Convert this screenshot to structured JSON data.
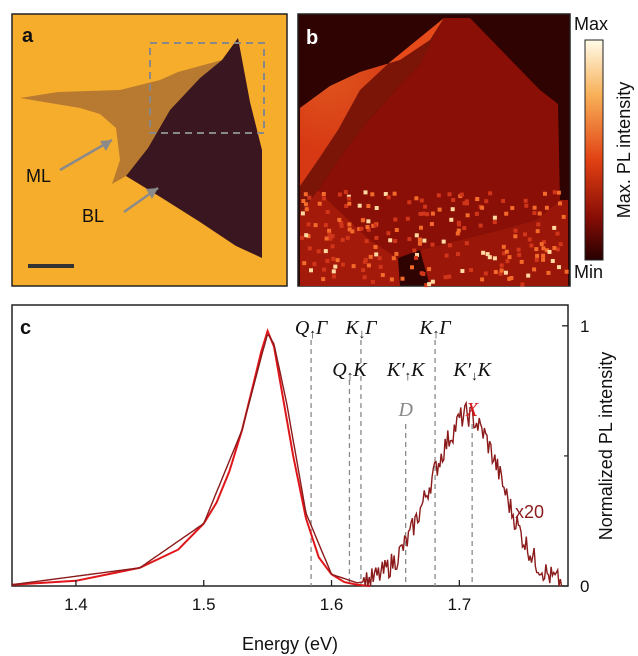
{
  "panel_a": {
    "letter": "a",
    "ml_label": "ML",
    "bl_label": "BL",
    "colors": {
      "substrate": "#f6ad2c",
      "monolayer": "#b77a30",
      "bilayer": "#3a1620"
    }
  },
  "panel_b": {
    "letter": "b",
    "colorbar": {
      "max_label": "Max",
      "min_label": "Min",
      "title": "Max. PL intensity"
    },
    "colors": {
      "high": "#fffbe8",
      "mid": "#e04012",
      "low": "#260000"
    }
  },
  "chart_data": {
    "type": "line",
    "letter": "c",
    "xlabel": "Energy (eV)",
    "ylabel": "Normalized PL intensity",
    "xlim": [
      1.35,
      1.785
    ],
    "ylim": [
      0,
      1.08
    ],
    "xticks": [
      "1.4",
      "1.5",
      "1.6",
      "1.7"
    ],
    "xtick_values": [
      1.4,
      1.5,
      1.6,
      1.7
    ],
    "yticks": [
      "0",
      "1"
    ],
    "ytick_values": [
      0,
      1
    ],
    "grid": false,
    "series": [
      {
        "color": "#e0161b",
        "x": [
          1.35,
          1.4,
          1.45,
          1.48,
          1.5,
          1.51,
          1.52,
          1.53,
          1.54,
          1.545,
          1.55,
          1.555,
          1.56,
          1.57,
          1.58,
          1.59,
          1.6,
          1.61,
          1.62,
          1.63
        ],
        "y": [
          0.005,
          0.02,
          0.07,
          0.14,
          0.24,
          0.32,
          0.44,
          0.6,
          0.8,
          0.9,
          0.98,
          0.92,
          0.78,
          0.5,
          0.26,
          0.11,
          0.045,
          0.015,
          0.005,
          0.0
        ]
      },
      {
        "color": "#8b1a1a",
        "label": "x20",
        "x": [
          1.35,
          1.45,
          1.5,
          1.53,
          1.545,
          1.55,
          1.555,
          1.565,
          1.58,
          1.6,
          1.62,
          1.63,
          1.64,
          1.65,
          1.66,
          1.67,
          1.68,
          1.69,
          1.7,
          1.705,
          1.71,
          1.72,
          1.73,
          1.74,
          1.75,
          1.76,
          1.77,
          1.78
        ],
        "y": [
          0.005,
          0.07,
          0.24,
          0.6,
          0.88,
          0.97,
          0.93,
          0.7,
          0.28,
          0.045,
          0.012,
          0.02,
          0.05,
          0.1,
          0.18,
          0.3,
          0.43,
          0.55,
          0.64,
          0.66,
          0.65,
          0.58,
          0.45,
          0.3,
          0.18,
          0.09,
          0.04,
          0.01
        ]
      }
    ],
    "markers": [
      {
        "x": 1.584,
        "label_main": "Q",
        "label_sub": "↑",
        "label_end": "Γ",
        "row": 1
      },
      {
        "x": 1.614,
        "label_main": "Q",
        "label_sub": "↑",
        "label_end": "K",
        "row": 2
      },
      {
        "x": 1.623,
        "label_main": "K",
        "label_sub": "↓",
        "label_end": "Γ",
        "row": 1
      },
      {
        "x": 1.658,
        "label_main": "K′",
        "label_sub": "↑",
        "label_end": "K",
        "row": 2,
        "sublabel": "D",
        "sublabel_color": "#888888"
      },
      {
        "x": 1.681,
        "label_main": "K",
        "label_sub": "↑",
        "label_end": "Γ",
        "row": 1
      },
      {
        "x": 1.71,
        "label_main": "K′",
        "label_sub": "↓",
        "label_end": "K",
        "row": 2,
        "sublabel": "X",
        "sublabel_color": "#d4181b"
      }
    ]
  }
}
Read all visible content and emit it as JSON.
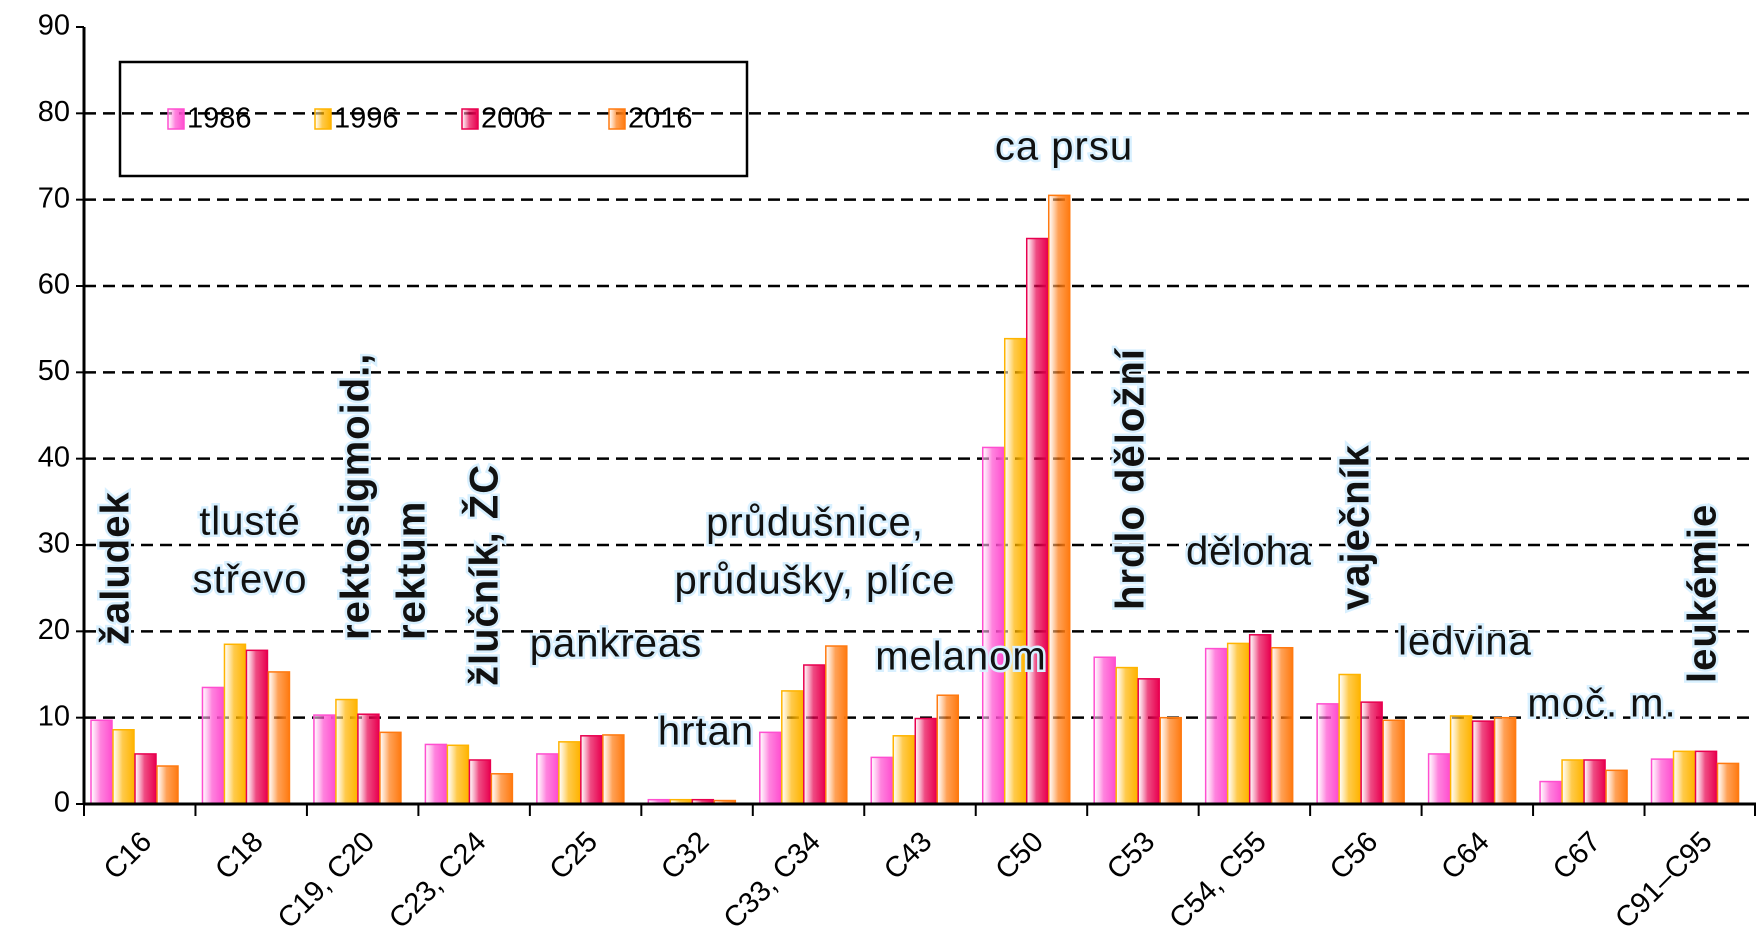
{
  "chart_data": {
    "type": "bar",
    "categories": [
      "C16",
      "C18",
      "C19, C20",
      "C23, C24",
      "C25",
      "C32",
      "C33, C34",
      "C43",
      "C50",
      "C53",
      "C54, C55",
      "C56",
      "C64",
      "C67",
      "C91–C95"
    ],
    "series": [
      {
        "name": "1986",
        "color": "#ff4fd0",
        "values": [
          9.7,
          13.5,
          10.3,
          6.9,
          5.8,
          0.5,
          8.3,
          5.4,
          41.3,
          17.0,
          18.0,
          11.6,
          5.8,
          2.6,
          5.2
        ]
      },
      {
        "name": "1996",
        "color": "#ffb400",
        "values": [
          8.6,
          18.5,
          12.1,
          6.8,
          7.2,
          0.5,
          13.1,
          7.9,
          53.9,
          15.8,
          18.6,
          15.0,
          10.2,
          5.1,
          6.1
        ]
      },
      {
        "name": "2006",
        "color": "#e8004f",
        "values": [
          5.8,
          17.8,
          10.4,
          5.1,
          7.9,
          0.5,
          16.1,
          9.9,
          65.5,
          14.5,
          19.6,
          11.8,
          9.6,
          5.1,
          6.1
        ]
      },
      {
        "name": "2016",
        "color": "#ff7a10",
        "values": [
          4.4,
          15.3,
          8.3,
          3.5,
          8.0,
          0.4,
          18.3,
          12.6,
          70.5,
          10.0,
          18.1,
          9.7,
          10.0,
          3.9,
          4.7
        ]
      }
    ],
    "ylim": [
      0,
      90
    ],
    "yticks": [
      0,
      10,
      20,
      30,
      40,
      50,
      60,
      70,
      80,
      90
    ],
    "grid": true,
    "legend": "top-left",
    "annotations": [
      [
        "žaludek"
      ],
      [
        "tlusté",
        "střevo"
      ],
      [
        "rektosigmoid.,",
        "rektum"
      ],
      [
        "žlučník, ŽC"
      ],
      [
        "pankreas"
      ],
      [
        "hrtan"
      ],
      [
        "průdušnice,",
        "průdušky, plíce"
      ],
      [
        "melanom"
      ],
      [
        "ca prsu"
      ],
      [
        "hrdlo děložní"
      ],
      [
        "děloha"
      ],
      [
        "vaječník"
      ],
      [
        "ledvina"
      ],
      [
        "moč. m."
      ],
      [
        "leukémie"
      ]
    ]
  }
}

☆ ☆ ☆ ☆ ☆ ☆ ☆

* [The task]:
Transcribe the records above exactly, omitting every picture they contain.

* [Exercise result]:
Convert this screenshot to structured JSON data.
{
  "panel_a": {
    "letter": "a",
    "ml_label": "ML",
    "bl_label": "BL",
    "colors": {
      "substrate": "#f6ad2c",
      "monolayer": "#b77a30",
      "bilayer": "#3a1620"
    }
  },
  "panel_b": {
    "letter": "b",
    "colorbar": {
      "max_label": "Max",
      "min_label": "Min",
      "title": "Max. PL intensity"
    },
    "colors": {
      "high": "#fffbe8",
      "mid": "#e04012",
      "low": "#260000"
    }
  },
  "chart_data": {
    "type": "line",
    "letter": "c",
    "xlabel": "Energy (eV)",
    "ylabel": "Normalized PL intensity",
    "xlim": [
      1.35,
      1.785
    ],
    "ylim": [
      0,
      1.08
    ],
    "xticks": [
      "1.4",
      "1.5",
      "1.6",
      "1.7"
    ],
    "xtick_values": [
      1.4,
      1.5,
      1.6,
      1.7
    ],
    "yticks": [
      "0",
      "1"
    ],
    "ytick_values": [
      0,
      1
    ],
    "grid": false,
    "series": [
      {
        "color": "#e0161b",
        "x": [
          1.35,
          1.4,
          1.45,
          1.48,
          1.5,
          1.51,
          1.52,
          1.53,
          1.54,
          1.545,
          1.55,
          1.555,
          1.56,
          1.57,
          1.58,
          1.59,
          1.6,
          1.61,
          1.62,
          1.63
        ],
        "y": [
          0.005,
          0.02,
          0.07,
          0.14,
          0.24,
          0.32,
          0.44,
          0.6,
          0.8,
          0.9,
          0.98,
          0.92,
          0.78,
          0.5,
          0.26,
          0.11,
          0.045,
          0.015,
          0.005,
          0.0
        ]
      },
      {
        "color": "#8b1a1a",
        "label": "x20",
        "x": [
          1.35,
          1.45,
          1.5,
          1.53,
          1.545,
          1.55,
          1.555,
          1.565,
          1.58,
          1.6,
          1.62,
          1.63,
          1.64,
          1.65,
          1.66,
          1.67,
          1.68,
          1.69,
          1.7,
          1.705,
          1.71,
          1.72,
          1.73,
          1.74,
          1.75,
          1.76,
          1.77,
          1.78
        ],
        "y": [
          0.005,
          0.07,
          0.24,
          0.6,
          0.88,
          0.97,
          0.93,
          0.7,
          0.28,
          0.045,
          0.012,
          0.02,
          0.05,
          0.1,
          0.18,
          0.3,
          0.43,
          0.55,
          0.64,
          0.66,
          0.65,
          0.58,
          0.45,
          0.3,
          0.18,
          0.09,
          0.04,
          0.01
        ]
      }
    ],
    "markers": [
      {
        "x": 1.584,
        "label_main": "Q",
        "label_sub": "↑",
        "label_end": "Γ",
        "row": 1
      },
      {
        "x": 1.614,
        "label_main": "Q",
        "label_sub": "↑",
        "label_end": "K",
        "row": 2
      },
      {
        "x": 1.623,
        "label_main": "K",
        "label_sub": "↓",
        "label_end": "Γ",
        "row": 1
      },
      {
        "x": 1.658,
        "label_main": "K′",
        "label_sub": "↑",
        "label_end": "K",
        "row": 2,
        "sublabel": "D",
        "sublabel_color": "#888888"
      },
      {
        "x": 1.681,
        "label_main": "K",
        "label_sub": "↑",
        "label_end": "Γ",
        "row": 1
      },
      {
        "x": 1.71,
        "label_main": "K′",
        "label_sub": "↓",
        "label_end": "K",
        "row": 2,
        "sublabel": "X",
        "sublabel_color": "#d4181b"
      }
    ]
  }
}
Read all visible content and emit it as JSON.
{
  "chart_data": {
    "type": "bar",
    "categories": [
      "C16",
      "C18",
      "C19, C20",
      "C23, C24",
      "C25",
      "C32",
      "C33, C34",
      "C43",
      "C50",
      "C53",
      "C54, C55",
      "C56",
      "C64",
      "C67",
      "C91–C95"
    ],
    "series": [
      {
        "name": "1986",
        "color": "#ff4fd0",
        "values": [
          9.7,
          13.5,
          10.3,
          6.9,
          5.8,
          0.5,
          8.3,
          5.4,
          41.3,
          17.0,
          18.0,
          11.6,
          5.8,
          2.6,
          5.2
        ]
      },
      {
        "name": "1996",
        "color": "#ffb400",
        "values": [
          8.6,
          18.5,
          12.1,
          6.8,
          7.2,
          0.5,
          13.1,
          7.9,
          53.9,
          15.8,
          18.6,
          15.0,
          10.2,
          5.1,
          6.1
        ]
      },
      {
        "name": "2006",
        "color": "#e8004f",
        "values": [
          5.8,
          17.8,
          10.4,
          5.1,
          7.9,
          0.5,
          16.1,
          9.9,
          65.5,
          14.5,
          19.6,
          11.8,
          9.6,
          5.1,
          6.1
        ]
      },
      {
        "name": "2016",
        "color": "#ff7a10",
        "values": [
          4.4,
          15.3,
          8.3,
          3.5,
          8.0,
          0.4,
          18.3,
          12.6,
          70.5,
          10.0,
          18.1,
          9.7,
          10.0,
          3.9,
          4.7
        ]
      }
    ],
    "ylim": [
      0,
      90
    ],
    "yticks": [
      0,
      10,
      20,
      30,
      40,
      50,
      60,
      70,
      80,
      90
    ],
    "grid": true,
    "legend": "top-left",
    "annotations": [
      [
        "žaludek"
      ],
      [
        "tlusté",
        "střevo"
      ],
      [
        "rektosigmoid.,",
        "rektum"
      ],
      [
        "žlučník, ŽC"
      ],
      [
        "pankreas"
      ],
      [
        "hrtan"
      ],
      [
        "průdušnice,",
        "průdušky, plíce"
      ],
      [
        "melanom"
      ],
      [
        "ca prsu"
      ],
      [
        "hrdlo děložní"
      ],
      [
        "děloha"
      ],
      [
        "vaječník"
      ],
      [
        "ledvina"
      ],
      [
        "moč. m."
      ],
      [
        "leukémie"
      ]
    ]
  }
}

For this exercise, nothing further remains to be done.